# YOUR TASK:
Your answer is a single number: how many lines hold the word "البلاغة"?

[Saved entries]
--------------------------------------------------
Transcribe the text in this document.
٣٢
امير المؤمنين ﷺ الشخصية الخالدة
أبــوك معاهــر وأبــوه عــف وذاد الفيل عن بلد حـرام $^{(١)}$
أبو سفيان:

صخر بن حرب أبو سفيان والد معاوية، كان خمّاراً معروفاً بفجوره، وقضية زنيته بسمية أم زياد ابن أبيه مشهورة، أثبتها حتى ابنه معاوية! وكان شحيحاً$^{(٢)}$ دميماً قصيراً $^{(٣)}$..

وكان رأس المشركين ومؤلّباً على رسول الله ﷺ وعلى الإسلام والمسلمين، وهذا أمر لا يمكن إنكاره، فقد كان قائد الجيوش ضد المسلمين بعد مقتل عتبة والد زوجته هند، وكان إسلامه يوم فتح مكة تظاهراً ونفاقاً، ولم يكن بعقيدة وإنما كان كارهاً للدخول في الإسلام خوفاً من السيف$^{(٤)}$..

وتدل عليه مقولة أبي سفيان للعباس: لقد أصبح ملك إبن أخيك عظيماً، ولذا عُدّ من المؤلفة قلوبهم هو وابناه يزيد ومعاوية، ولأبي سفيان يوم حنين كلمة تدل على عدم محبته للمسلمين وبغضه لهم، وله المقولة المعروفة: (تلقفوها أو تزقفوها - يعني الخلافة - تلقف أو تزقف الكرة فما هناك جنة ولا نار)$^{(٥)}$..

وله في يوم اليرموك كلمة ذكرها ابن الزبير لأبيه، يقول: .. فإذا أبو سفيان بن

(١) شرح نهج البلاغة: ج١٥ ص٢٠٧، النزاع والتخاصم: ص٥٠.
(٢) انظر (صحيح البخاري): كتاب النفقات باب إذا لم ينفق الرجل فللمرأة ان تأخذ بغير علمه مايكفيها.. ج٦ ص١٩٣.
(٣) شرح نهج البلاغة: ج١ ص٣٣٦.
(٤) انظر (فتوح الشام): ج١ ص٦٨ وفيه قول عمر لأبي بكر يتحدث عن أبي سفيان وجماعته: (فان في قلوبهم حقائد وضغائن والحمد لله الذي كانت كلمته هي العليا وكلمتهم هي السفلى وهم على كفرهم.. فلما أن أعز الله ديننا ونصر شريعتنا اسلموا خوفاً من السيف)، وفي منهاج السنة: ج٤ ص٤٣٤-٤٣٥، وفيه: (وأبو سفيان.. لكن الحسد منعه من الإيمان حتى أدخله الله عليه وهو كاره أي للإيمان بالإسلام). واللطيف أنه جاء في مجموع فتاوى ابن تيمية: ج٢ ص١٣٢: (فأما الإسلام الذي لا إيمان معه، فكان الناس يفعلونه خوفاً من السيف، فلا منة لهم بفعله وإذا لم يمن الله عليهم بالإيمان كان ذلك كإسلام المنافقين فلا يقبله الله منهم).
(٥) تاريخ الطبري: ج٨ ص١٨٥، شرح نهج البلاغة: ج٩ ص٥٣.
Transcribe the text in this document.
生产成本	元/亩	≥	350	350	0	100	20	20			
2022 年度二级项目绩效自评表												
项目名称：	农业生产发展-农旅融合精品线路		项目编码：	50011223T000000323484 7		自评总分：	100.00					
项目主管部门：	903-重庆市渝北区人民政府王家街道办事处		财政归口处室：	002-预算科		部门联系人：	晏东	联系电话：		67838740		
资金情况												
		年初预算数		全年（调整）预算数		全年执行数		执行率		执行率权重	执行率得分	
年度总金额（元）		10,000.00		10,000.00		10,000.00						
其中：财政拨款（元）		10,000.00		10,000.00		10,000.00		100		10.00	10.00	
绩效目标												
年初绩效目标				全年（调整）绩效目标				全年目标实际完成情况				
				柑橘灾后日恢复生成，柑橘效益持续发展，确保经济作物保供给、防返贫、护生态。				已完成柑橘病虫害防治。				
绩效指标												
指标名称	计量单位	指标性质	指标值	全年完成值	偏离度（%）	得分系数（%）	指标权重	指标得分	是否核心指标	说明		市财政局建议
--------------------------------------------------
# TASK OUTPUT:
3